Collected data entries
-- -- --

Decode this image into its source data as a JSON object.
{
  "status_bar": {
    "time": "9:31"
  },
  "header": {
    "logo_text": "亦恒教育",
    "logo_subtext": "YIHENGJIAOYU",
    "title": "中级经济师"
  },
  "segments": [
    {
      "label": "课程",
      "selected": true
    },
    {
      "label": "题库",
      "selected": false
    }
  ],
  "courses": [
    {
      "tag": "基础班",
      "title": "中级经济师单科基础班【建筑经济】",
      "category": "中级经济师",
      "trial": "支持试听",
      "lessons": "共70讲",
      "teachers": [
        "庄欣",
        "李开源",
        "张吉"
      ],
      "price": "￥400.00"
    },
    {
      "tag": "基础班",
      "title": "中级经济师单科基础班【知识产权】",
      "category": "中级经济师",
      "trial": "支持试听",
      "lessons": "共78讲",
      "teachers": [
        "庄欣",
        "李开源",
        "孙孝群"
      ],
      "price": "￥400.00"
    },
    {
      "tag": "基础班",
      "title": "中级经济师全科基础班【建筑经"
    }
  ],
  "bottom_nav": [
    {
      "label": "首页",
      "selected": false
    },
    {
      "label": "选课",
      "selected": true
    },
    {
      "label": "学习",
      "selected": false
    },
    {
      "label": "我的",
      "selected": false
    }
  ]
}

-- -- --

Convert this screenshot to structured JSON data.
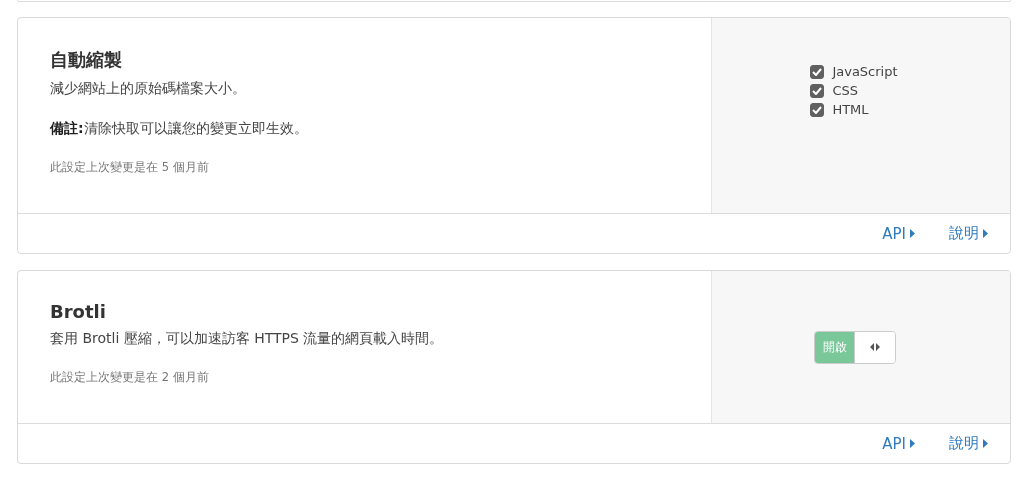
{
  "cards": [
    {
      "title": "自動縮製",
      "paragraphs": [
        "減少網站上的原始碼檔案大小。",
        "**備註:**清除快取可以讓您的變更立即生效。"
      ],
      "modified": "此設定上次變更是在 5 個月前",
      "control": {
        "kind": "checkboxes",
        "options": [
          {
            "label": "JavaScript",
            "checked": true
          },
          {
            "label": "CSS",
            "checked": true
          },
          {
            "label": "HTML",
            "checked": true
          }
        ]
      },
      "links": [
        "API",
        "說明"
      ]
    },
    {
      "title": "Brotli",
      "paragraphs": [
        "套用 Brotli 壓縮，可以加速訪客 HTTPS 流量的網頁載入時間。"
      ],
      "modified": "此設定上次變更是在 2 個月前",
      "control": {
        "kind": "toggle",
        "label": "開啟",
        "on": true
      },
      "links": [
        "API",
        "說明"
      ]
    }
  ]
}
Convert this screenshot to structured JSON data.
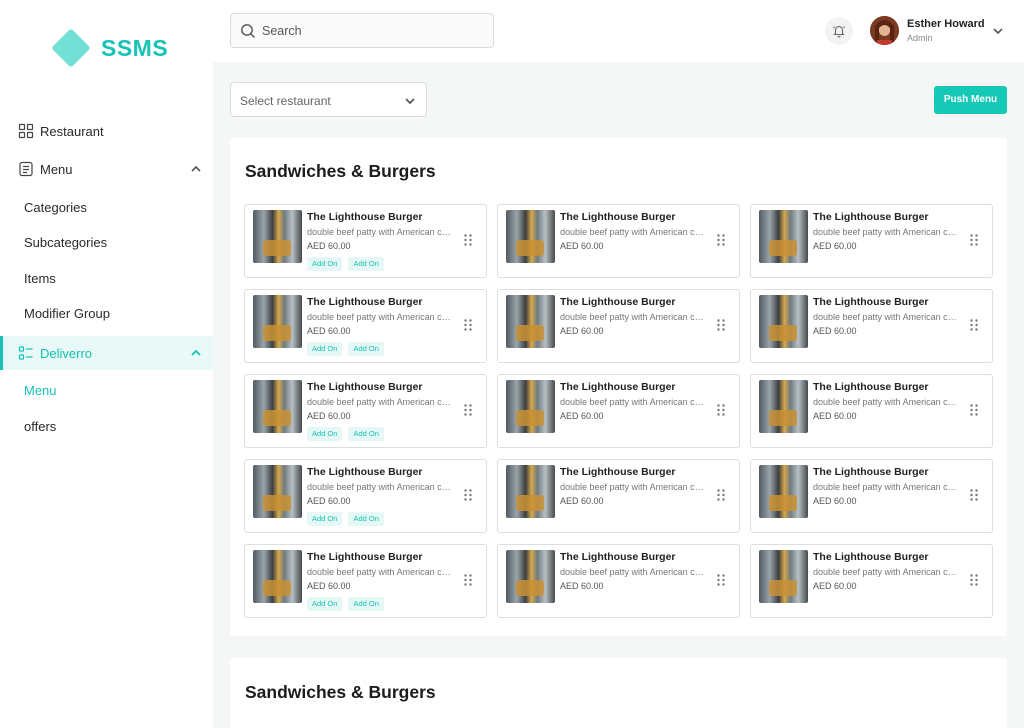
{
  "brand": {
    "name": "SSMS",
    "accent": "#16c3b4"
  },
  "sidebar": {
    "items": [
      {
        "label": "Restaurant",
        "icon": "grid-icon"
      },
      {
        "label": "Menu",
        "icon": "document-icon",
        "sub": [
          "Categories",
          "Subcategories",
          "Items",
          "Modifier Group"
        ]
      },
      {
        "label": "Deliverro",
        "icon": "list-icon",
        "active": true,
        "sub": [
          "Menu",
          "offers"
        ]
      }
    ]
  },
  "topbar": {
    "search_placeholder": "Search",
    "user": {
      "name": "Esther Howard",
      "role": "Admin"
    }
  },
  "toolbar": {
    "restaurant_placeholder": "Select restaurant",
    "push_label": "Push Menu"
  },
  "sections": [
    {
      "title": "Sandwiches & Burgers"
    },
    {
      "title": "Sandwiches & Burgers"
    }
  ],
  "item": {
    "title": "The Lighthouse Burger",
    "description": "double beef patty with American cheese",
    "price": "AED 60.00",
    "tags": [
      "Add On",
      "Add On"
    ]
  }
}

-- -- --

» GIVEN EXERCISE: Only the number is wanted: how many lines in the entries above contain the word "Brotli"?

» ANSWER TO THIS EXERCISE: 2